Любопытно, что Наполеон был совершенно равнодушен к смерти Цезаря. О собственном трагическом конце он явно не подозревал. Кроме того, Гёте был заинтересован и личностью Брута, тогда как Наполеон видел в нем только сумасшедшего преступника.

«Для Наполеона, — пишет Гундольф, — человек был политическим феноменом, для Гёте — политика феноменом человеческим». Ясно, что сойтись они не могли, но что каждый по-своему глубоко воспринял другого, как явление того плана, к которому он сам тяготел. Следствием этого разговора было написанное Гёте либретто оперы «Пробуждение Эпименида», в котором аллегорически был изображен Наполеон.

Приблизительно в то же самое время познакомился Гёте и с Бетховеном. Свела их Беттина Брентано, обычно считающаяся одним из Гётевских увлечений. Гундольф доказывает, что увлечения не было, а было только стремление Беттины представить их отношения в виде романа. Беттина себя считала выдающейся женщиной, конгениальной. Гётепоэта раздражало это самомнение (ему нравились более скромные, более «природные» женщины) и ее желание романизировать знакомство, поэтому он тяготился этими отношениями и ждал случая, чтобы отделаться от Беттины. Знакомя его с Бетховеном, Бетттина, наверное, предвкушала дружеские разговоры двух гениев в присутствии третьего, т. е. самой ее. Но ничего подобного не произошло.

Гёте и Бетховен сразу же стали в оппозицию друг к другу. Может быть, еще больше, чем Наполеон, Бетховен был воплощением того, что Гёте считал титаническим началом. Но первый был близок Гёте своим космическим порядком, хотя и клал в его основу чуждое поэту понятие. Бетховен до конца исповедовал духовный бунт против ложного установленного порядка, и Гёте казался ему идущим на компромисс, слишком благополучным. Наоборот, для Гёте композитор был проявлением хаоса страстей, от которого он в это время отталкивался.

- _Исходные записи_:
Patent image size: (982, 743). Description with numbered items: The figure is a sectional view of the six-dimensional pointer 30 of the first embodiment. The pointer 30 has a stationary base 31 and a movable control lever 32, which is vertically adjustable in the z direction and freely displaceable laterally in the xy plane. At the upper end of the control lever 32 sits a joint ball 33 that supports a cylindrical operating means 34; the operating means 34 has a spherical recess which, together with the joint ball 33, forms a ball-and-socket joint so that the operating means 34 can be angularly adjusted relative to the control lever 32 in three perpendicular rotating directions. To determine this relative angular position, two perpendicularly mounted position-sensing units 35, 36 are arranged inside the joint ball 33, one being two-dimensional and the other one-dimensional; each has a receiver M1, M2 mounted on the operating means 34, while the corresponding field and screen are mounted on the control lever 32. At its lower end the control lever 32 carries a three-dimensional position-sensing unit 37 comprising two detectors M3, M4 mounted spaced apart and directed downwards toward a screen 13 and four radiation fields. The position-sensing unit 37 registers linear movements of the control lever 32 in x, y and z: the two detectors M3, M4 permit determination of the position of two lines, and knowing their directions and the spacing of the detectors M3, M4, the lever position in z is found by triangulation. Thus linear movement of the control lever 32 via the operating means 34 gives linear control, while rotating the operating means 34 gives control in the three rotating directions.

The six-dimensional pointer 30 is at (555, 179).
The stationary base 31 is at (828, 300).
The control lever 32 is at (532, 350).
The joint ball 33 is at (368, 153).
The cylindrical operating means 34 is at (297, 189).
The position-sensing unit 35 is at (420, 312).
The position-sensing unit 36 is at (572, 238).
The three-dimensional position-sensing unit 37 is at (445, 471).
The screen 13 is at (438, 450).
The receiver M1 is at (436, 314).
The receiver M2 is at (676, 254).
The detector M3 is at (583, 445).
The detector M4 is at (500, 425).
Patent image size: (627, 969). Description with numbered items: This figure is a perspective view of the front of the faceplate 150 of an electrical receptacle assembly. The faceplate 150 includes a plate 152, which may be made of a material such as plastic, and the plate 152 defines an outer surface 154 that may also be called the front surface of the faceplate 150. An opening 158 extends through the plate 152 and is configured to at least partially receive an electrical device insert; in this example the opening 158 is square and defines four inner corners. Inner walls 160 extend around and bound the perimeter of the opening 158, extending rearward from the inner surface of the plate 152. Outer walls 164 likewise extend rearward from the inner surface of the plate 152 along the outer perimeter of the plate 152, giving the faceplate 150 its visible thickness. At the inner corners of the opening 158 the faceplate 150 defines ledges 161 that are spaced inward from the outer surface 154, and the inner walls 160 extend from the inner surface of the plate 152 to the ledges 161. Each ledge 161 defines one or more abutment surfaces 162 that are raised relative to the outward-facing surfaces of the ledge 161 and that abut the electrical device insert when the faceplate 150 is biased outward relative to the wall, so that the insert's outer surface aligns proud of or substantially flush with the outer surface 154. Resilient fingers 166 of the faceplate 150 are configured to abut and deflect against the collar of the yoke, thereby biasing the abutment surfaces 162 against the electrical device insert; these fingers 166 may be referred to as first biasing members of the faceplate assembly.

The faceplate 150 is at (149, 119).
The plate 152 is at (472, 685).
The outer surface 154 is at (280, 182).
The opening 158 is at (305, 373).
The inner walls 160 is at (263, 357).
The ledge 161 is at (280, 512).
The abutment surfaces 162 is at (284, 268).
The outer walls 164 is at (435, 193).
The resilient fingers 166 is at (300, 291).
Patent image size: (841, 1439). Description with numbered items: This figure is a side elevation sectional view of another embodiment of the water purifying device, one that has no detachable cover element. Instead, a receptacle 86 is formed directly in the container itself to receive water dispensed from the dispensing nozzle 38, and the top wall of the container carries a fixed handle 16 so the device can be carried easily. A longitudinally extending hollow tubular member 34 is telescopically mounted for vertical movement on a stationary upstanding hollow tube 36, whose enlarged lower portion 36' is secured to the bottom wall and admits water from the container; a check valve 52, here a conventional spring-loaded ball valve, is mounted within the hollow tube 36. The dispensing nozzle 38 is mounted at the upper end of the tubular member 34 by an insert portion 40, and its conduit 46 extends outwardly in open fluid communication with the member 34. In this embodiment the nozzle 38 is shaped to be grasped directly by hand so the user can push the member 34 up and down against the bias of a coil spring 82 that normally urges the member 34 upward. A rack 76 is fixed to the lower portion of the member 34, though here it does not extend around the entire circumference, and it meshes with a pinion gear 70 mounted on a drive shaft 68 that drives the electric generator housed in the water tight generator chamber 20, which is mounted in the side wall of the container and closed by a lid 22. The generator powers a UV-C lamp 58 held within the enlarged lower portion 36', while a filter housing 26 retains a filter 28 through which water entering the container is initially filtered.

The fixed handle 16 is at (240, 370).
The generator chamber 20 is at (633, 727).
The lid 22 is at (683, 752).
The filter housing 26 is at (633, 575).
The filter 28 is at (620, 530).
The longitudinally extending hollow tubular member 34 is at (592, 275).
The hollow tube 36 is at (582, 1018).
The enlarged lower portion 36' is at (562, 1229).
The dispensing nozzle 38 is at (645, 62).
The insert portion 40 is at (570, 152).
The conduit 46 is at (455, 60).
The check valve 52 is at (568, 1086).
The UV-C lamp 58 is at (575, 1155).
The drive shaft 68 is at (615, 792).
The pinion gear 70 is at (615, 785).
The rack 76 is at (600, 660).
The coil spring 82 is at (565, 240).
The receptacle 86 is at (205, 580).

- _Задание_: Перепишите, пожалуйста, без изменений фрагмент исходного текста, который начинается словами «Любопытно, что Наполеон» и заканчивается словами «был изображен Наполеон.».

- _Готовое решение_:
Любопытно, что Наполеон был совершенно равнодушен к смерти Цезаря. О собственном трагическом конце он явно не подозревал. Кроме того, Гёте был заинтересован и личностью Брута, тогда как Наполеон видел в нем только сумасшедшего преступника.

«Для Наполеона, — пишет Гундольф, — человек был политическим феноменом, для Гёте — политика феноменом человеческим». Ясно, что сойтись они не могли, но что каждый по-своему глубоко воспринял другого, как явление того плана, к которому он сам тяготел. Следствием этого разговора было написанное Гёте либретто оперы «Пробуждение Эпименида», в котором аллегорически был изображен Наполеон.